__To be done__
Convert each of the records below into a JSON list of strings, one string per line, leaving out blank lines.

***** Data to use

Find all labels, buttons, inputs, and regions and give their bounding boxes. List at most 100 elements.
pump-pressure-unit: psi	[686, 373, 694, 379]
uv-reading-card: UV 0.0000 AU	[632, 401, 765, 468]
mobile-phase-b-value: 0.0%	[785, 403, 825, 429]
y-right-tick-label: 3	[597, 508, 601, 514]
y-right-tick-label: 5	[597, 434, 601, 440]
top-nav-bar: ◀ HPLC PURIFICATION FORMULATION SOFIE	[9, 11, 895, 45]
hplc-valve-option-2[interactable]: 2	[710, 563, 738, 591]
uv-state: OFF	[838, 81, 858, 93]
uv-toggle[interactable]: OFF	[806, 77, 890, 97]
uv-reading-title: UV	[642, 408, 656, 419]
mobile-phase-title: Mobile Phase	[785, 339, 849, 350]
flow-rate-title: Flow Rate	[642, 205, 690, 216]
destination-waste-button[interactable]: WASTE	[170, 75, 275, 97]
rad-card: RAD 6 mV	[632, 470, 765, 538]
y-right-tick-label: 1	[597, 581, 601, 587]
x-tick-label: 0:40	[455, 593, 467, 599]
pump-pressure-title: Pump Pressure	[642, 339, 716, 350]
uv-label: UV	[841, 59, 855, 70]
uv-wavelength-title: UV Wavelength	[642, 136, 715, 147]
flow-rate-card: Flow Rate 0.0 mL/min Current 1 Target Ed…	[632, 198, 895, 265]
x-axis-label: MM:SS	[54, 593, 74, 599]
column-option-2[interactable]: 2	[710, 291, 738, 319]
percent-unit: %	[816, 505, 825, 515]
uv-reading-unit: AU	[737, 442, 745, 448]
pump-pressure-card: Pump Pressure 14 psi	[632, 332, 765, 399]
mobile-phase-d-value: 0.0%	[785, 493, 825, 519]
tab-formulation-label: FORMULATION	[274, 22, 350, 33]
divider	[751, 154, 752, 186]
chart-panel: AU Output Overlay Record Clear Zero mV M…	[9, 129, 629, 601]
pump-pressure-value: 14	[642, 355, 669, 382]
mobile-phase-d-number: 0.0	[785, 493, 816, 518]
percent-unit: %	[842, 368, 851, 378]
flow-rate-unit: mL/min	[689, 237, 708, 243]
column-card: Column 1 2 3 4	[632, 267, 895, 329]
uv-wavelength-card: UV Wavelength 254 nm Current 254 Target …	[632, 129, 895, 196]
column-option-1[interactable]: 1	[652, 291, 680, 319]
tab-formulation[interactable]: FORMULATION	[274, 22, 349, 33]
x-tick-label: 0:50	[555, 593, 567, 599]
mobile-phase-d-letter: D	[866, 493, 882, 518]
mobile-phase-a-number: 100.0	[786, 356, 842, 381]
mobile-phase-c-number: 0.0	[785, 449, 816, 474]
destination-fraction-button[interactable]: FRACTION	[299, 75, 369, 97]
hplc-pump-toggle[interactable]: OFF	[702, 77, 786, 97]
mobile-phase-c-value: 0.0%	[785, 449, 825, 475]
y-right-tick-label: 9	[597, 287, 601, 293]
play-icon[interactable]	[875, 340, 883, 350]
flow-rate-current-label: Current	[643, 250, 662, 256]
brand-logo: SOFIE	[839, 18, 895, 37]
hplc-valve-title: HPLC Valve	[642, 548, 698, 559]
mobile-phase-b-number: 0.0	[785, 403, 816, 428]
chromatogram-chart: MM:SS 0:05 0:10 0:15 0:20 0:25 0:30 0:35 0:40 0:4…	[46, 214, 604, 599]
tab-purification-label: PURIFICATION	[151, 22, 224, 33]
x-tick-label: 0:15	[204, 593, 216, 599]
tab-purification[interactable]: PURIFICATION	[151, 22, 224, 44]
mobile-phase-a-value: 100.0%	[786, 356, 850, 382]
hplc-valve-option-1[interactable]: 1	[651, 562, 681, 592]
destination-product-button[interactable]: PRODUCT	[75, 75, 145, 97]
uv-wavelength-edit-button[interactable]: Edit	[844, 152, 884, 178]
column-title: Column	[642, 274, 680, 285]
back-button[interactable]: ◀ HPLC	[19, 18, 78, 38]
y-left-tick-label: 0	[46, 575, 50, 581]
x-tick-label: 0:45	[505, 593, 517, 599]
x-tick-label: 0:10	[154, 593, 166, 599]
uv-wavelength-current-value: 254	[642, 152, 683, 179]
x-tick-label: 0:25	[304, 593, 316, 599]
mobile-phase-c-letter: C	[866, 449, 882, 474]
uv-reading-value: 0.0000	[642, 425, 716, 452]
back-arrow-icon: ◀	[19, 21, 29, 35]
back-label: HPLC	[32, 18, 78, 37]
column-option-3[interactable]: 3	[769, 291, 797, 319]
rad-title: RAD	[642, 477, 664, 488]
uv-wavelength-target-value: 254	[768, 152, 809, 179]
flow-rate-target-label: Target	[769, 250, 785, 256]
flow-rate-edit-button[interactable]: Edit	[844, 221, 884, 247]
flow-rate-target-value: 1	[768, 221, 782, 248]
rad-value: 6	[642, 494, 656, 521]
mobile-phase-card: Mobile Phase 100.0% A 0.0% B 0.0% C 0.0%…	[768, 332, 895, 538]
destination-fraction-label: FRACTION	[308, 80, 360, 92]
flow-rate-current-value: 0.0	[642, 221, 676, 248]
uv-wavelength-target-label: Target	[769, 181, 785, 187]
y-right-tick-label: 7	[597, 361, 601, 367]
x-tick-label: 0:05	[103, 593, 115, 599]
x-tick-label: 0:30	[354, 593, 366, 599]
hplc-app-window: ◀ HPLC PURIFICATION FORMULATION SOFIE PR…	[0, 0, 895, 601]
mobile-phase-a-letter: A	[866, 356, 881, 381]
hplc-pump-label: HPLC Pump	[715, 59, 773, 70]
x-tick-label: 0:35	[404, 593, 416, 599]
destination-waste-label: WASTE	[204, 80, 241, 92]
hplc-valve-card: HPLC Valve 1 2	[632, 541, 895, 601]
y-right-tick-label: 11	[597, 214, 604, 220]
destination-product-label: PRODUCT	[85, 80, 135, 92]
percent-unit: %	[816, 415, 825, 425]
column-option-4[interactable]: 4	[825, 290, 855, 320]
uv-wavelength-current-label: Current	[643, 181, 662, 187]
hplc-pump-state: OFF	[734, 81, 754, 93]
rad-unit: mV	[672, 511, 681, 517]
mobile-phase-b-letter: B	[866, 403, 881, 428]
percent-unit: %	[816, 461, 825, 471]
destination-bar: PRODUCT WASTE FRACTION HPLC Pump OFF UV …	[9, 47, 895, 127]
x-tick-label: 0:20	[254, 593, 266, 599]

**********

__Written solution__
[
  "Find all labels, buttons, inputs, and regions and give their bounding boxes. List at most 100 elements.",
  "pump-pressure-unit: psi\t[686, 373, 694, 379]",
  "uv-reading-card: UV 0.0000 AU\t[632, 401, 765, 468]",
  "mobile-phase-b-value: 0.0%\t[785, 403, 825, 429]",
  "y-right-tick-label: 3\t[597, 508, 601, 514]",
  "y-right-tick-label: 5\t[597, 434, 601, 440]",
  "top-nav-bar: ◀ HPLC PURIFICATION FORMULATION SOFIE\t[9, 11, 895, 45]",
  "hplc-valve-option-2[interactable]: 2\t[710, 563, 738, 591]",
  "uv-state: OFF\t[838, 81, 858, 93]",
  "uv-toggle[interactable]: OFF\t[806, 77, 890, 97]",
  "uv-reading-title: UV\t[642, 408, 656, 419]",
  "mobile-phase-title: Mobile Phase\t[785, 339, 849, 350]",
  "flow-rate-title: Flow Rate\t[642, 205, 690, 216]",
  "destination-waste-button[interactable]: WASTE\t[170, 75, 275, 97]",
  "rad-card: RAD 6 mV\t[632, 470, 765, 538]",
  "y-right-tick-label: 1\t[597, 581, 601, 587]",
  "x-tick-label: 0:40\t[455, 593, 467, 599]",
  "pump-pressure-title: Pump Pressure\t[642, 339, 716, 350]",
  "uv-label: UV\t[841, 59, 855, 70]",
  "uv-wavelength-title: UV Wavelength\t[642, 136, 715, 147]",
  "flow-rate-card: Flow Rate 0.0 mL/min Current 1 Target Ed…\t[632, 198, 895, 265]",
  "x-axis-label: MM:SS\t[54, 593, 74, 599]",
  "column-option-2[interactable]: 2\t[710, 291, 738, 319]",
  "percent-unit: %\t[816, 505, 825, 515]",
  "uv-reading-unit: AU\t[737, 442, 745, 448]",
  "pump-pressure-card: Pump Pressure 14 psi\t[632, 332, 765, 399]",
  "mobile-phase-d-value: 0.0%\t[785, 493, 825, 519]",
  "tab-formulation-label: FORMULATION\t[274, 22, 350, 33]",
  "divider\t[751, 154, 752, 186]",
  "chart-panel: AU Output Overlay Record Clear Zero mV M…\t[9, 129, 629, 601]",
  "pump-pressure-value: 14\t[642, 355, 669, 382]",
  "mobile-phase-d-number: 0.0\t[785, 493, 816, 518]",
  "percent-unit: %\t[842, 368, 851, 378]",
  "flow-rate-unit: mL/min\t[689, 237, 708, 243]",
  "column-card: Column 1 2 3 4\t[632, 267, 895, 329]",
  "uv-wavelength-card: UV Wavelength 254 nm Current 254 Target …\t[632, 129, 895, 196]",
  "column-option-1[interactable]: 1\t[652, 291, 680, 319]",
  "tab-formulation[interactable]: FORMULATION\t[274, 22, 349, 33]",
  "x-tick-label: 0:50\t[555, 593, 567, 599]",
  "mobile-phase-d-letter: D\t[866, 493, 882, 518]",
  "mobile-phase-a-number: 100.0\t[786, 356, 842, 381]",
  "mobile-phase-c-number: 0.0\t[785, 449, 816, 474]",
  "destination-fraction-button[interactable]: FRACTION\t[299, 75, 369, 97]",
  "hplc-pump-toggle[interactable]: OFF\t[702, 77, 786, 97]",
  "mobile-phase-c-value: 0.0%\t[785, 449, 825, 475]",
  "y-right-tick-label: 9\t[597, 287, 601, 293]",
  "play-icon[interactable]\t[875, 340, 883, 350]",
  "flow-rate-current-label: Current\t[643, 250, 662, 256]",
  "brand-logo: SOFIE\t[839, 18, 895, 37]",
  "hplc-valve-title: HPLC Valve\t[642, 548, 698, 559]",
  "mobile-phase-b-number: 0.0\t[785, 403, 816, 428]",
  "chromatogram-chart: MM:SS 0:05 0:10 0:15 0:20 0:25 0:30 0:35 0:40 0:4…\t[46, 214, 604, 599]",
  "tab-purification-label: PURIFICATION\t[151, 22, 224, 33]",
  "x-tick-label: 0:15\t[204, 593, 216, 599]",
  "tab-purification[interactable]: PURIFICATION\t[151, 22, 224, 44]",
  "mobile-phase-a-value: 100.0%\t[786, 356, 850, 382]",
  "hplc-valve-option-1[interactable]: 1\t[651, 562, 681, 592]",
  "destination-product-button[interactable]: PRODUCT\t[75, 75, 145, 97]",
  "uv-wavelength-edit-button[interactable]: Edit\t[844, 152, 884, 178]",
  "column-title: Column\t[642, 274, 680, 285]",
  "back-button[interactable]: ◀ HPLC\t[19, 18, 78, 38]",
  "y-left-tick-label: 0\t[46, 575, 50, 581]",
  "x-tick-label: 0:45\t[505, 593, 517, 599]",
  "x-tick-label: 0:10\t[154, 593, 166, 599]",
  "uv-wavelength-current-value: 254\t[642, 152, 683, 179]",
  "x-tick-label: 0:25\t[304, 593, 316, 599]",
  "mobile-phase-c-letter: C\t[866, 449, 882, 474]",
  "uv-reading-value: 0.0000\t[642, 425, 716, 452]",
  "back-arrow-icon: ◀\t[19, 21, 29, 35]",
  "back-label: HPLC\t[32, 18, 78, 37]",
  "column-option-3[interactable]: 3\t[769, 291, 797, 319]",
  "rad-title: RAD\t[642, 477, 664, 488]",
  "uv-wavelength-target-value: 254\t[768, 152, 809, 179]",
  "flow-rate-target-label: Target\t[769, 250, 785, 256]",
  "flow-rate-edit-button[interactable]: Edit\t[844, 221, 884, 247]",
  "flow-rate-target-value: 1\t[768, 221, 782, 248]",
  "rad-value: 6\t[642, 494, 656, 521]",
  "mobile-phase-card: Mobile Phase 100.0% A 0.0% B 0.0% C 0.0%…\t[768, 332, 895, 538]",
  "destination-fraction-label: FRACTION\t[308, 80, 360, 92]",
  "flow-rate-current-value: 0.0\t[642, 221, 676, 248]",
  "uv-wavelength-target-label: Target\t[769, 181, 785, 187]",
  "y-right-tick-label: 7\t[597, 361, 601, 367]",
  "x-tick-label: 0:05\t[103, 593, 115, 599]",
  "x-tick-label: 0:30\t[354, 593, 366, 599]",
  "hplc-app-window: ◀ HPLC PURIFICATION FORMULATION SOFIE PR…\t[0, 0, 895, 601]",
  "mobile-phase-a-letter: A\t[866, 356, 881, 381]",
  "hplc-pump-label: HPLC Pump\t[715, 59, 773, 70]",
  "x-tick-label: 0:35\t[404, 593, 416, 599]",
  "destination-waste-label: WASTE\t[204, 80, 241, 92]",
  "hplc-valve-card: HPLC Valve 1 2\t[632, 541, 895, 601]",
  "y-right-tick-label: 11\t[597, 214, 604, 220]",
  "destination-product-label: PRODUCT\t[85, 80, 135, 92]",
  "percent-unit: %\t[816, 415, 825, 425]",
  "column-option-4[interactable]: 4\t[825, 290, 855, 320]",
  "uv-wavelength-current-label: Current\t[643, 181, 662, 187]",
  "hplc-pump-state: OFF\t[734, 81, 754, 93]",
  "rad-unit: mV\t[672, 511, 681, 517]",
  "mobile-phase-b-letter: B\t[866, 403, 881, 428]",
  "percent-unit: %\t[816, 461, 825, 471]",
  "destination-bar: PRODUCT WASTE FRACTION HPLC Pump OFF UV …\t[9, 47, 895, 127]",
  "x-tick-label: 0:20\t[254, 593, 266, 599]"
]